### [Given request]
Omit the pictures, please, and give each record below again exactly.

### [Data extract]

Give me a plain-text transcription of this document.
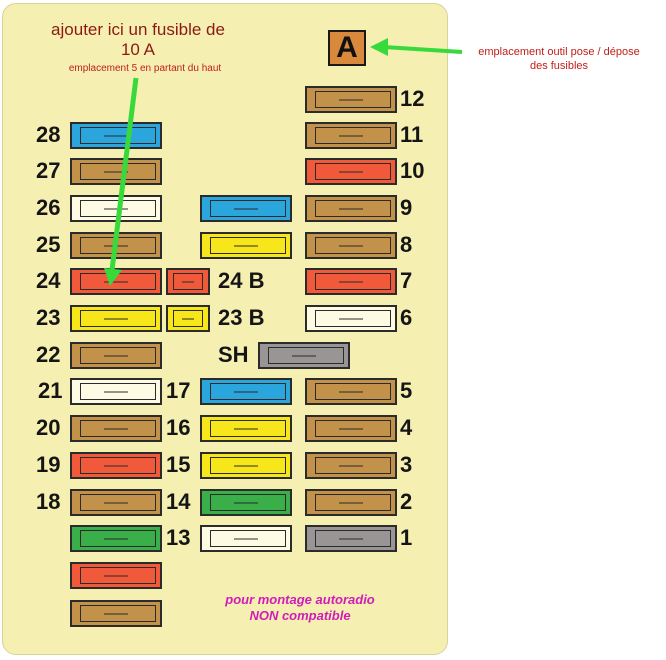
ajouter ici un fusible de
10 A
emplacement 5 en partant du haut
A	emplacement outil pose / dépose
des fusibles
pour montage autoradio
NON compatible
28
27
26
25
24
23
22
21
20
19
18
24 B
23 B
17
16
15
14
13
SH
12
11
10
9
8
7
6
5
4
3
2
1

### [Answer to the task]
Give me a plain-text transcription of this document.
ajouter ici un fusible de
10 A
emplacement 5 en partant du haut
A	emplacement outil pose / dépose
des fusibles
pour montage autoradio
NON compatible
28
27
26
25
24
23
22
21
20
19
18
24 B
23 B
17
16
15
14
13
SH
12
11
10
9
8
7
6
5
4
3
2
1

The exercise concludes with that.